## Work request
Produce the listing below again, exactly as shown.
☆ ☆ ☆ ☆ ☆
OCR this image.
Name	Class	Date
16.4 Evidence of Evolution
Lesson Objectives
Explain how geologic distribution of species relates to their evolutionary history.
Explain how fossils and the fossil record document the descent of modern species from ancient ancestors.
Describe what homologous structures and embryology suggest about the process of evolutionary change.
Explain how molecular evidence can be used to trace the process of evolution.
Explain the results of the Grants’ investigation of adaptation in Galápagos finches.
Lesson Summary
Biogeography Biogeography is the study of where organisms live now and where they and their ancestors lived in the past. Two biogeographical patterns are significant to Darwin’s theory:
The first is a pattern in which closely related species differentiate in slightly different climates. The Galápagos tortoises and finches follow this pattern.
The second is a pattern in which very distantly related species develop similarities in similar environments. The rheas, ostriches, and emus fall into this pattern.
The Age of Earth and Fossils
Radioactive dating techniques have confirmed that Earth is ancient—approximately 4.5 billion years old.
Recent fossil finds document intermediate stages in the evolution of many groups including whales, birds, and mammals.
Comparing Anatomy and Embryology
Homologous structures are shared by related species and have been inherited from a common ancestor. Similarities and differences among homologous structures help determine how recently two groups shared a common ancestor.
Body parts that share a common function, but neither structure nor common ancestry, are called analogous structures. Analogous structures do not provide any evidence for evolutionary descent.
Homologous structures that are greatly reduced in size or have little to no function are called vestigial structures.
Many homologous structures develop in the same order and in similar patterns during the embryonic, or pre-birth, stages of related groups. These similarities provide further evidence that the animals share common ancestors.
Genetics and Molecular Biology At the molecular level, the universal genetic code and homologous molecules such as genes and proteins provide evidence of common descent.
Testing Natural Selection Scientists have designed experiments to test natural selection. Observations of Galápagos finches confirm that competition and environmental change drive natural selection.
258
☆ ☆ ☆ ☆ ☆
## Response to this exercise
OCR this image.
Name	Class	Date
16.4 Evidence of Evolution
Lesson Objectives
Explain how geologic distribution of species relates to their evolutionary history.
Explain how fossils and the fossil record document the descent of modern species from ancient ancestors.
Describe what homologous structures and embryology suggest about the process of evolutionary change.
Explain how molecular evidence can be used to trace the process of evolution.
Explain the results of the Grants’ investigation of adaptation in Galápagos finches.
Lesson Summary
Biogeography Biogeography is the study of where organisms live now and where they and their ancestors lived in the past. Two biogeographical patterns are significant to Darwin’s theory:
The first is a pattern in which closely related species differentiate in slightly different climates. The Galápagos tortoises and finches follow this pattern.
The second is a pattern in which very distantly related species develop similarities in similar environments. The rheas, ostriches, and emus fall into this pattern.
The Age of Earth and Fossils
Radioactive dating techniques have confirmed that Earth is ancient—approximately 4.5 billion years old.
Recent fossil finds document intermediate stages in the evolution of many groups including whales, birds, and mammals.
Comparing Anatomy and Embryology
Homologous structures are shared by related species and have been inherited from a common ancestor. Similarities and differences among homologous structures help determine how recently two groups shared a common ancestor.
Body parts that share a common function, but neither structure nor common ancestry, are called analogous structures. Analogous structures do not provide any evidence for evolutionary descent.
Homologous structures that are greatly reduced in size or have little to no function are called vestigial structures.
Many homologous structures develop in the same order and in similar patterns during the embryonic, or pre-birth, stages of related groups. These similarities provide further evidence that the animals share common ancestors.
Genetics and Molecular Biology At the molecular level, the universal genetic code and homologous molecules such as genes and proteins provide evidence of common descent.
Testing Natural Selection Scientists have designed experiments to test natural selection. Observations of Galápagos finches confirm that competition and environmental change drive natural selection.
258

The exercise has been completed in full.